Written instruction: All of the data should be repeated exactly; pictures are not part of the copy.

________

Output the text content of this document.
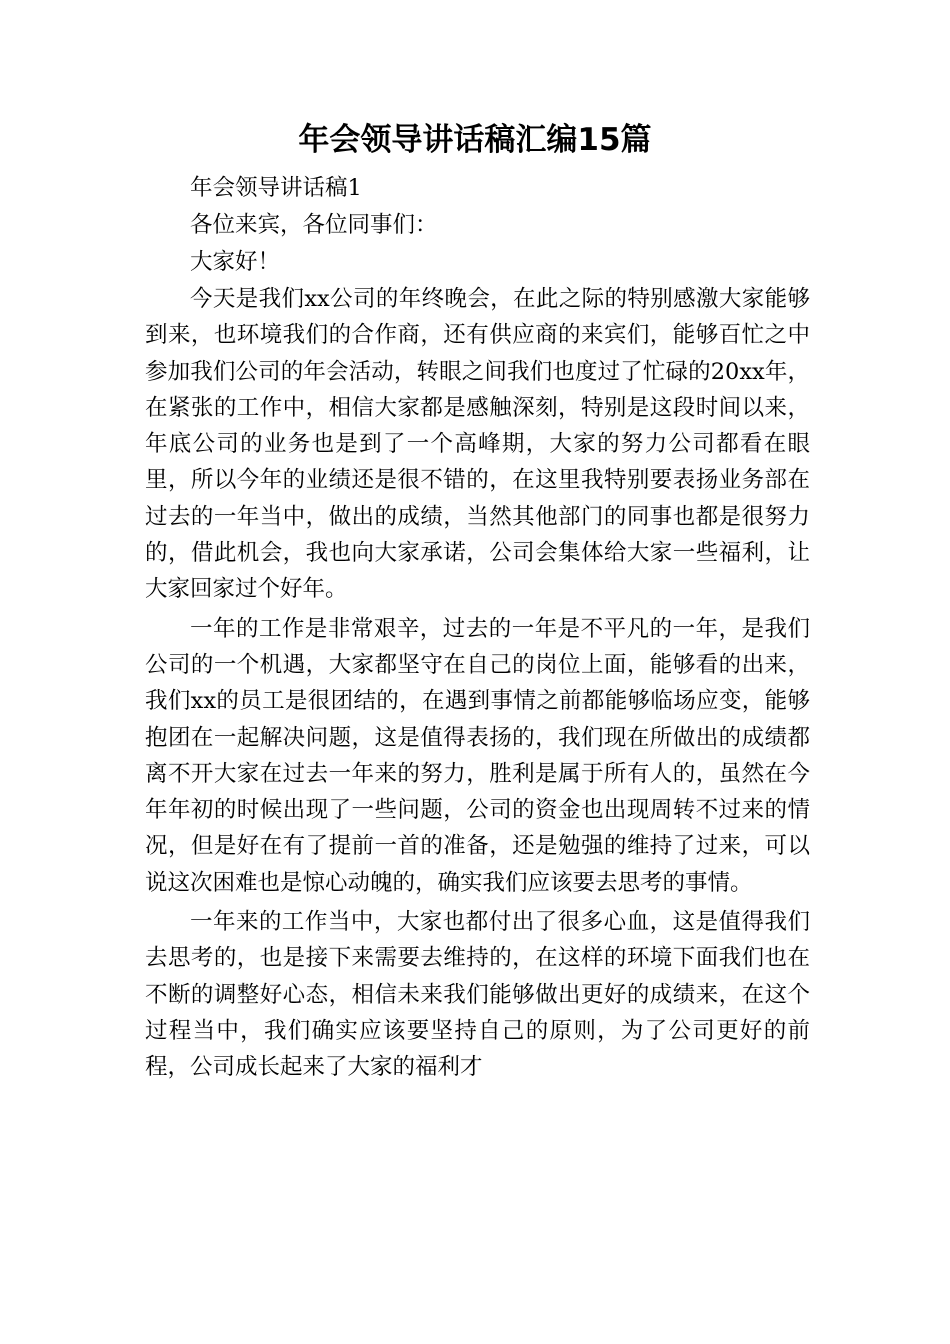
年会领导讲话稿汇编15篇

年会领导讲话稿1

各位来宾，各位同事们：

大家好！

今天是我们xx公司的年终晚会，在此之际的特别感激大家能够到来，也环境我们的合作商，还有供应商的来宾们，能够百忙之中参加我们公司的年会活动，转眼之间我们也度过了忙碌的20xx年，在紧张的工作中，相信大家都是感触深刻，特别是这段时间以来，年底公司的业务也是到了一个高峰期，大家的努力公司都看在眼里，所以今年的业绩还是很不错的，在这里我特别要表扬业务部在过去的一年当中，做出的成绩，当然其他部门的同事也都是很努力的，借此机会，我也向大家承诺，公司会集体给大家一些福利，让大家回家过个好年。

一年的工作是非常艰辛，过去的一年是不平凡的一年，是我们公司的一个机遇，大家都坚守在自己的岗位上面，能够看的出来，我们xx的员工是很团结的，在遇到事情之前都能够临场应变，能够抱团在一起解决问题，这是值得表扬的，我们现在所做出的成绩都离不开大家在过去一年来的努力，胜利是属于所有人的，虽然在今年年初的时候出现了一些问题，公司的资金也出现周转不过来的情况，但是好在有了提前一首的准备，还是勉强的维持了过来，可以说这次困难也是惊心动魄的，确实我们应该要去思考的事情。

一年来的工作当中，大家也都付出了很多心血，这是值得我们去思考的，也是接下来需要去维持的，在这样的环境下面我们也在不断的调整好心态，相信未来我们能够做出更好的成绩来，在这个过程当中，我们确实应该要坚持自己的原则，为了公司更好的前程，公司成长起来了大家的福利才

________

Written answer:
Output the text content of this document.
年会领导讲话稿汇编15篇

年会领导讲话稿1

各位来宾，各位同事们：

大家好！

今天是我们xx公司的年终晚会，在此之际的特别感激大家能够到来，也环境我们的合作商，还有供应商的来宾们，能够百忙之中参加我们公司的年会活动，转眼之间我们也度过了忙碌的20xx年，在紧张的工作中，相信大家都是感触深刻，特别是这段时间以来，年底公司的业务也是到了一个高峰期，大家的努力公司都看在眼里，所以今年的业绩还是很不错的，在这里我特别要表扬业务部在过去的一年当中，做出的成绩，当然其他部门的同事也都是很努力的，借此机会，我也向大家承诺，公司会集体给大家一些福利，让大家回家过个好年。

一年的工作是非常艰辛，过去的一年是不平凡的一年，是我们公司的一个机遇，大家都坚守在自己的岗位上面，能够看的出来，我们xx的员工是很团结的，在遇到事情之前都能够临场应变，能够抱团在一起解决问题，这是值得表扬的，我们现在所做出的成绩都离不开大家在过去一年来的努力，胜利是属于所有人的，虽然在今年年初的时候出现了一些问题，公司的资金也出现周转不过来的情况，但是好在有了提前一首的准备，还是勉强的维持了过来，可以说这次困难也是惊心动魄的，确实我们应该要去思考的事情。

一年来的工作当中，大家也都付出了很多心血，这是值得我们去思考的，也是接下来需要去维持的，在这样的环境下面我们也在不断的调整好心态，相信未来我们能够做出更好的成绩来，在这个过程当中，我们确实应该要坚持自己的原则，为了公司更好的前程，公司成长起来了大家的福利才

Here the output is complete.